TEXT EXCERPT —
——————————
Back to the one dollar house

I was in the neighborhood recently and checked on the progress of the “one dollar house,” a 1916 Sears kit house that was purchased for one dollar and moved to Sequim last October. It came by barge, then pulled by truck up a hill and along local roads to the site shown above. Click here for more about its October journey.

I revisited last December to find that the house had a solid new concrete masonry unit or “CMU” foundation, shown here. The house is now surrounded by an orange construction fence and it doesn’t look as if much is going on. But I was able to take a peek at the back of the house, above. It looks as if the next steps will be more CMU to form the foundation for a back deck. Similar rebar has been sunk in front for a possible porch and entry access.

Away from home: The Porter cabin

This little cabin is located next to the Skagit River in a park in Rockport. It was built in the late 1800s by Tom Porter, a settler who filed a timber claim on the river; the cabin says a lot about “simpler times.”

Porter felled two large cedar trees by hand with a friend and built the cabin. In 1891 he married Mima Kerr and over time six Porter children were born in the cabin. In 1897 a flood forced the family to spend three days in the cabin’s loft as the river flowed through below. One son died in the cabin, as did Mima who died with the birth of their seventh child.

The cabin was built without nails or pegs. You can see dovetail notching that secured its corners. It was insulated with moss, clay, and newspaper. Heat came from a wood fired cook stove.

Blyn ablaze

The tiny community of Blyn, located at the head of Sequim Bay, is the center of the Jamestown S’Klallam Tribe, which owns the community and operates its tribal activities there. At this time each year the landscape is a breathtaking wonderland as miniature lights are tightly woven onto trees and shrubs along the highway and next to the tribe’s many enterprises.

We came through at dusk, before the full effect of the lights and colors could be seen. But you can get hint of what it’s like: truly stunning.

The lights are on both sides of Highway 101 and frame the tribe’s many enterprises, including a casino, gas station and convenience store, a community center, library, gift shop, totem carving shed, and other buildings that serve the tribe and its activities. It’s well worth seeing if you’re in the area.
——————————
SUPPLIED ENTRIES —
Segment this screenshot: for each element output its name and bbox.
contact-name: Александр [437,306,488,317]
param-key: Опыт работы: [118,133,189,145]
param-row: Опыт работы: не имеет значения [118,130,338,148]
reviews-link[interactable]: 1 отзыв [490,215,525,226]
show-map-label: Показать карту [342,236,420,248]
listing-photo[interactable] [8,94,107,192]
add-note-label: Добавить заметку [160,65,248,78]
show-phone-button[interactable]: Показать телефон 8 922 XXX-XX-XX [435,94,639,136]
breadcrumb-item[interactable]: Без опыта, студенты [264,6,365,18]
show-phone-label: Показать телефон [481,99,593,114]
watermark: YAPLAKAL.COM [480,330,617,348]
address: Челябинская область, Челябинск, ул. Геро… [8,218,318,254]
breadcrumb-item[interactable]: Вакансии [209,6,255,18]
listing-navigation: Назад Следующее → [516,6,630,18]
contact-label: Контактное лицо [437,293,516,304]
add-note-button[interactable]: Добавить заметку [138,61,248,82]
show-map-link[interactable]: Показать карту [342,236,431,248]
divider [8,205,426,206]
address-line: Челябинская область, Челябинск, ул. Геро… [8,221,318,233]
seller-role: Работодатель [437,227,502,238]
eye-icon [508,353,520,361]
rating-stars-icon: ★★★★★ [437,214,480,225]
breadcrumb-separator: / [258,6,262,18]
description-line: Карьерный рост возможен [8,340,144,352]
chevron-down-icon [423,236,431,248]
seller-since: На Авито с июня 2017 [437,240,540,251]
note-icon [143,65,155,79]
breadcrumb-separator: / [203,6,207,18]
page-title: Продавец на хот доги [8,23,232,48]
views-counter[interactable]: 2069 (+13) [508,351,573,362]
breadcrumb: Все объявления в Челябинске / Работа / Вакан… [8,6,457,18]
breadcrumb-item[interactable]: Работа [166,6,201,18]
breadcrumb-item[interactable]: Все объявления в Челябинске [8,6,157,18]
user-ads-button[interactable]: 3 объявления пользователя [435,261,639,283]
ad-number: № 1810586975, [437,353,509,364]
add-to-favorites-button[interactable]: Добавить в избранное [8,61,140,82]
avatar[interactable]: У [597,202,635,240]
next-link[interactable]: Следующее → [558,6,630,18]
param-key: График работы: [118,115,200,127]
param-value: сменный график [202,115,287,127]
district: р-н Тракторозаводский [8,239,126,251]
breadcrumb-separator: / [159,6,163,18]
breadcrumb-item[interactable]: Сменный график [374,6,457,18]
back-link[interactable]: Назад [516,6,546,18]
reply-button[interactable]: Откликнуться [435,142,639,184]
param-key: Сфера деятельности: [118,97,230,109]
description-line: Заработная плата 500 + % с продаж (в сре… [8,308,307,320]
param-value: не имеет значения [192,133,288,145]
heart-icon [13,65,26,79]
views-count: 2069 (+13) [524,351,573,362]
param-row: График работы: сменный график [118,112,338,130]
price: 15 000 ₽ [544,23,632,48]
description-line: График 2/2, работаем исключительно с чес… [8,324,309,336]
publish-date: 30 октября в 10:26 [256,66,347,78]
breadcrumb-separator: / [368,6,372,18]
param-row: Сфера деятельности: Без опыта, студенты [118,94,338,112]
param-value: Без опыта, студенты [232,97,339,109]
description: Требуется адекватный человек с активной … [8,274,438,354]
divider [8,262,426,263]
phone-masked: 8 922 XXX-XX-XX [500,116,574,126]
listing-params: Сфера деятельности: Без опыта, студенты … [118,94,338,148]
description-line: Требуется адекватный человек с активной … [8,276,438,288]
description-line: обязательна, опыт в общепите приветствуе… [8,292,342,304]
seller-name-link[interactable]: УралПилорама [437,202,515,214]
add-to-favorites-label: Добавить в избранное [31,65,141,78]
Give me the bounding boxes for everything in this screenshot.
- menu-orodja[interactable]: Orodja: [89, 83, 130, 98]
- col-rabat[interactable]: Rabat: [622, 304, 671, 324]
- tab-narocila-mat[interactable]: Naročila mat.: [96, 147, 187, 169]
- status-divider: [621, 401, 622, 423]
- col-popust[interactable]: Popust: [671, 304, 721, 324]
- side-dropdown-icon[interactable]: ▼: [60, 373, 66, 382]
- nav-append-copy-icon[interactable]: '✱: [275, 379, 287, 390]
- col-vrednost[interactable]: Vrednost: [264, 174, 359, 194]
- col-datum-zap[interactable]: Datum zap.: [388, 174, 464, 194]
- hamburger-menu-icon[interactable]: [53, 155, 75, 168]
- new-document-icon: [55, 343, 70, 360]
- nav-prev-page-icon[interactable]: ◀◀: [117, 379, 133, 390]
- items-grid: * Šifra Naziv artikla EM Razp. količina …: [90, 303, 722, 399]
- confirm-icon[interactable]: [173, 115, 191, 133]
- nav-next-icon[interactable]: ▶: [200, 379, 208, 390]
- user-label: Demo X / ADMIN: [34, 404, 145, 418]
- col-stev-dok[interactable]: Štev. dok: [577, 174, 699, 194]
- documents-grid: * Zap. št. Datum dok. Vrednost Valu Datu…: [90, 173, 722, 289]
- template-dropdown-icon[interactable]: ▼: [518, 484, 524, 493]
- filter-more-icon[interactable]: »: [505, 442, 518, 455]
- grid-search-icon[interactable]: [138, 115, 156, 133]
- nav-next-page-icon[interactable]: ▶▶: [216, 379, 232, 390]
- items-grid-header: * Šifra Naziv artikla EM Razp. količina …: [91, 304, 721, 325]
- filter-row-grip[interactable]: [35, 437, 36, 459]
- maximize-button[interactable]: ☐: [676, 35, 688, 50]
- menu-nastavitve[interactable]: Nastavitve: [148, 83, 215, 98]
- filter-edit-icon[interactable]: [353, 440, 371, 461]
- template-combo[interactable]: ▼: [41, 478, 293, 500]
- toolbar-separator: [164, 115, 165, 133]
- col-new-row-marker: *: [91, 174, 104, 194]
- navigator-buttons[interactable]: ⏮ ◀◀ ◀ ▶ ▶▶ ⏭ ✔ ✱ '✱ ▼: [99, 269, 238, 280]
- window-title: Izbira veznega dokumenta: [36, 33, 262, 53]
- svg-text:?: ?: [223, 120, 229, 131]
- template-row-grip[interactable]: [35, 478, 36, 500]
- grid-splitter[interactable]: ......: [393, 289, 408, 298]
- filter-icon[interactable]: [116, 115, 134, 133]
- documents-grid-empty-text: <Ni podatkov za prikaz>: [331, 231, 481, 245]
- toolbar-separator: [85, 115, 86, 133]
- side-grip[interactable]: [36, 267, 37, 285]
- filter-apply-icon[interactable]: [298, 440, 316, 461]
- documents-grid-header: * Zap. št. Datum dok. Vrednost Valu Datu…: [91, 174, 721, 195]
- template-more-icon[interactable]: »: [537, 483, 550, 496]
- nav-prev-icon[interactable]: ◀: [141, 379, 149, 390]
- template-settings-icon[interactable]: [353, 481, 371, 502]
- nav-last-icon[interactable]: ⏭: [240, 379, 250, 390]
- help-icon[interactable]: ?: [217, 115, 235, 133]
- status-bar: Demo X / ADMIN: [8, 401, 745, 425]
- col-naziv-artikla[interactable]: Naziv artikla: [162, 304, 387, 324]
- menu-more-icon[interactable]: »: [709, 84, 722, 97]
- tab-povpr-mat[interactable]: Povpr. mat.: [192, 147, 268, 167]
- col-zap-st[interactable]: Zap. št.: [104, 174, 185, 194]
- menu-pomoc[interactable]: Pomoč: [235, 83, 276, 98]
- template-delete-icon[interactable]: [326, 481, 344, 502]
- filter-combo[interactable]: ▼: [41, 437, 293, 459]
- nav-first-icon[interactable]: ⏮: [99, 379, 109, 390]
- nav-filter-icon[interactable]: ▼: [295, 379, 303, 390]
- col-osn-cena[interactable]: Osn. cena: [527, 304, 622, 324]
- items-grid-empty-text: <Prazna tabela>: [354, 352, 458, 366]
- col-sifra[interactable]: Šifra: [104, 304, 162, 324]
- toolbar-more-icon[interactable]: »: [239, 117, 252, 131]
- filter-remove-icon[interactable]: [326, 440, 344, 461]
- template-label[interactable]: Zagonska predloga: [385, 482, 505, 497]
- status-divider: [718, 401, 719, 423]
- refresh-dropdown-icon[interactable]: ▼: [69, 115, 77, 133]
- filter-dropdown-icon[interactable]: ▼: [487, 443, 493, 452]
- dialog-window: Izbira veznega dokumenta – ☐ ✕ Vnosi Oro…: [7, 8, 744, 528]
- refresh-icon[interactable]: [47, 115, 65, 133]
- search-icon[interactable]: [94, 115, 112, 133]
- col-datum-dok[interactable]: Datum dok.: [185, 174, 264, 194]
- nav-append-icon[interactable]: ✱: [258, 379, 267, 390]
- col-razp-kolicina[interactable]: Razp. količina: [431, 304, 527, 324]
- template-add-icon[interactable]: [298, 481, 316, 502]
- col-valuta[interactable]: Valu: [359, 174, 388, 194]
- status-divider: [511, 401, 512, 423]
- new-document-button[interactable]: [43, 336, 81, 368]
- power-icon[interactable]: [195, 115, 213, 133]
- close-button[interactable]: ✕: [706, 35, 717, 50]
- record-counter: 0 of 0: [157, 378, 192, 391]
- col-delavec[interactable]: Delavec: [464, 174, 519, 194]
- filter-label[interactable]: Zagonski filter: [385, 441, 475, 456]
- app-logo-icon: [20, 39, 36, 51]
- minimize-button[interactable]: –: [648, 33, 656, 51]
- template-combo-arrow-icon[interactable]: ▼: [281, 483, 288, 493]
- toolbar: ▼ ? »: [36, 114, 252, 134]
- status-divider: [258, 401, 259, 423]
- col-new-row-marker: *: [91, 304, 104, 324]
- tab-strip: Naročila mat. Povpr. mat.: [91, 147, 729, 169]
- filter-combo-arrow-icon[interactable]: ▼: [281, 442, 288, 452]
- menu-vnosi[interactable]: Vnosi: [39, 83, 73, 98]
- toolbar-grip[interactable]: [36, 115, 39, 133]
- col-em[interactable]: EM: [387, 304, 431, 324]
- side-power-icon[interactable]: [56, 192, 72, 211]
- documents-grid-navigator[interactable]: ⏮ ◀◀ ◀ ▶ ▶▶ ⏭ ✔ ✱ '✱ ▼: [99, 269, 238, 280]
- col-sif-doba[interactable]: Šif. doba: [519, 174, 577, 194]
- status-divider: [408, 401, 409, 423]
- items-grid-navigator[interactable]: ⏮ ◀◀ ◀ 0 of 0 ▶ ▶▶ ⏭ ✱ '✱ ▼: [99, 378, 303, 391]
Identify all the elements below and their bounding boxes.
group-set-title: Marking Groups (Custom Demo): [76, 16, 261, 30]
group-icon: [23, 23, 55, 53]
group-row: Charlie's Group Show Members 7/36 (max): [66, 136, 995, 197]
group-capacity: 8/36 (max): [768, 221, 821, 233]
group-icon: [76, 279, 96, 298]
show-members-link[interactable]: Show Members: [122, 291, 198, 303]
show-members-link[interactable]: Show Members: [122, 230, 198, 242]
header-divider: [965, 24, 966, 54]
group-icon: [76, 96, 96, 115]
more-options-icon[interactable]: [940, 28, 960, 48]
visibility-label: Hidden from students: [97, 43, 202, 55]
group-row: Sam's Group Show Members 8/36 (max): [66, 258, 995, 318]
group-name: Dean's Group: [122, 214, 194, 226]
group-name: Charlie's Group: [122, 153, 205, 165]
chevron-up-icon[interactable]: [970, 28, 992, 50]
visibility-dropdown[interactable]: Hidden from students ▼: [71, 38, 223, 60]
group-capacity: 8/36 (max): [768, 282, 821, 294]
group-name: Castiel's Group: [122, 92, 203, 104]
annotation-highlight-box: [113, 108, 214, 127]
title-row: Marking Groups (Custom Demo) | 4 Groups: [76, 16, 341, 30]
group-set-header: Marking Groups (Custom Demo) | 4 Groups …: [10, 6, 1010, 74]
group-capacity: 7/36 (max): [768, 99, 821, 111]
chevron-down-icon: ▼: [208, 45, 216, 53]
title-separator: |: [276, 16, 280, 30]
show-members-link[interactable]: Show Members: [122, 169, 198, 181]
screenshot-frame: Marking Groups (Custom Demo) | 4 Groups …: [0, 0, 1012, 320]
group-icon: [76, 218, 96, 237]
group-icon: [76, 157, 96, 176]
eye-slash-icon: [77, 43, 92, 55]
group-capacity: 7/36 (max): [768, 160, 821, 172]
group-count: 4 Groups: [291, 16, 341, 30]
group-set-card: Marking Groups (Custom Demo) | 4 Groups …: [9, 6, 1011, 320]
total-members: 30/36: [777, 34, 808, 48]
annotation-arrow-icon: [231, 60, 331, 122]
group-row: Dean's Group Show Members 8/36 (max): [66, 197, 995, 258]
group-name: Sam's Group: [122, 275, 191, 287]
——————————
EXERCISES —
[1] Which materials does the blog post say were used to insulate the Porter cabin? List every one.
[2] Using the blog post, decide whether each statement agrees with it. Answer yes or no, and quote the words that decide it.
(a) The one dollar house was moved to Sequim last October.
(b) The Porter cabin was built with nails.
(c) The writer saw the Blyn lights at their full effect.
[3] Translate this sentence from the blog post into Spanish: "In 1897 a flood forced the family to spend three days in the cabin’s loft as the river flowed through below."

EXERCISE RESULTS —
[1] Moss, clay, and newspaper.

[2]
(a) Yes: "purchased for one dollar and moved to Sequim last October"
(b) No: "The cabin was built without nails or pegs."
(c) No: "We came through at dusk, before the full effect of the lights and colors could be seen."

[3] En 1897, una inundación obligó a la familia a pasar tres días en el desván de la cabaña mientras el río corría por debajo.